● **TEXT PASSAGE**

Dual Pathways in Catalytic Ammonia Oxidation by a Ruthenium Complex Bearing a Tetradentate Bipyridine-Bipyrazole Ligand: Isolation of a Diruthenium Intermediate with a μ-Hexazene Derivative.

We report herein chemical and electrochemical ammonia oxidation (AO) catalyzed by a Ru complex, [Ru II (H 2 L)(pic) 2 ] 2+ [ 1 , H 2 L = 6,6'-di(1H-pyrazol-3-yl)-2,2'-bipyridine, pic = 4-picoline], where H 2 L is a tetradentate ligand with a bipyridyl unit connected to two pyrazoles. 1 functions as an efficient electrocatalyst for the oxidation of NH 3 to N 2 , with a low overpotential of 0.51 V vs Fc +/0 and a Faradaic efficiency of 96%. 1 also undergoes catalytic chemical AO using (4-BrPh) 3 N •+ as an oxidant, with a turnover number for N 2 reaching 41. A novel binuclear complex, [Ru III (L)(pic) 2 (N 2 )Ru III (L)(pic) 2 ] 4+ ( 2 ), was isolated and structurally characterized in the catalytic chemical AO by 1 . Complex 2 possesses a zigzag dianionic μ-hexazene unit where the N 2 derived from ammonia oxidation is bonded to the pyrazoles, with an N N2 -N N2 bond length of 1.3091(70) Å. 2 readily releases N 2 upon treating with NH 3 . Based on experimental and DFT studies, in chemical AO the formation of an N-N bond is proposed to occur via bimolecular coupling of a ruthenium pyrazole imido intermediate to give 2 ; while in electrochemical AO the N-N bond is formed by nucleophilic attack of NH 3 on the intermediate.

● **SUPPLIED ENTRIES**

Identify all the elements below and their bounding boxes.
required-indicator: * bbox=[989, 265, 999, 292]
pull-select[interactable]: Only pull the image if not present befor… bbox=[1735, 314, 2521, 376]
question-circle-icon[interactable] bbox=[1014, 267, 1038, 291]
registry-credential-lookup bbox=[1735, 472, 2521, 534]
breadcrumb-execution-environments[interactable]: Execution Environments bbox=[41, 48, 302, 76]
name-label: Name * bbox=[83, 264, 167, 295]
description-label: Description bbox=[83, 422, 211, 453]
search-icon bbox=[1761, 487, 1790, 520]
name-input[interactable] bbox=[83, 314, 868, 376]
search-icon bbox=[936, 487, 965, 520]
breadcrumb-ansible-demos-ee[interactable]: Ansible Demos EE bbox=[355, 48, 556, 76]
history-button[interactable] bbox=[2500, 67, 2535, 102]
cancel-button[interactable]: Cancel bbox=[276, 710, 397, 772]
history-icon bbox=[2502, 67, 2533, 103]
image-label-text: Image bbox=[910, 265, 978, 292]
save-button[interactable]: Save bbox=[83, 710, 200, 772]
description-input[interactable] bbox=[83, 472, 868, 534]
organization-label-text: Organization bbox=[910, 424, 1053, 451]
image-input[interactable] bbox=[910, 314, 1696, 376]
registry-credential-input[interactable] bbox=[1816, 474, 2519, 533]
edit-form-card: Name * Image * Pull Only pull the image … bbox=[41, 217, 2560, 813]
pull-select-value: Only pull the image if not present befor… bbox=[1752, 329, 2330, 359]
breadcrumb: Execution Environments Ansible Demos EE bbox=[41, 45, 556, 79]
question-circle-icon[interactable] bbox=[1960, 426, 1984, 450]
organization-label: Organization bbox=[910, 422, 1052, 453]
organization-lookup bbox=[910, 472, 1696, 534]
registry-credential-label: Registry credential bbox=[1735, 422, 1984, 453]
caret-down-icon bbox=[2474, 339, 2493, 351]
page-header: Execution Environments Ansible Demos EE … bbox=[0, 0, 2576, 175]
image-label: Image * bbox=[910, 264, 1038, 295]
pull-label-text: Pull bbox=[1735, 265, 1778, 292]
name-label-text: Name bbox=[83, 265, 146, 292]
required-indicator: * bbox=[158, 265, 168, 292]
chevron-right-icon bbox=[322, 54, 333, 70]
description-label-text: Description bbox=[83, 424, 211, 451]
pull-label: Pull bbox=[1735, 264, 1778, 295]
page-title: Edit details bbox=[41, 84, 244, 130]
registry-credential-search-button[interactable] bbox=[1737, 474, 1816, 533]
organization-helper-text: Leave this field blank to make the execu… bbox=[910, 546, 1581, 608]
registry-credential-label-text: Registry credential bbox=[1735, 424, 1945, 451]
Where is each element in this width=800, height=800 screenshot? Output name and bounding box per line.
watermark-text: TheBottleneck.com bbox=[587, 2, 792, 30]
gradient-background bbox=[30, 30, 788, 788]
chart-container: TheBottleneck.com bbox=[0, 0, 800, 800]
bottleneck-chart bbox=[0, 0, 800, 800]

● **ACTIVITY**
Reproduce the ammonia oxidation text above from "Dual Pathways in" up to and including "a μ-Hexazene Derivative.", without changing anything.

● **ANSWER**
Dual Pathways in Catalytic Ammonia Oxidation by a Ruthenium Complex Bearing a Tetradentate Bipyridine-Bipyrazole Ligand: Isolation of a Diruthenium Intermediate with a μ-Hexazene Derivative.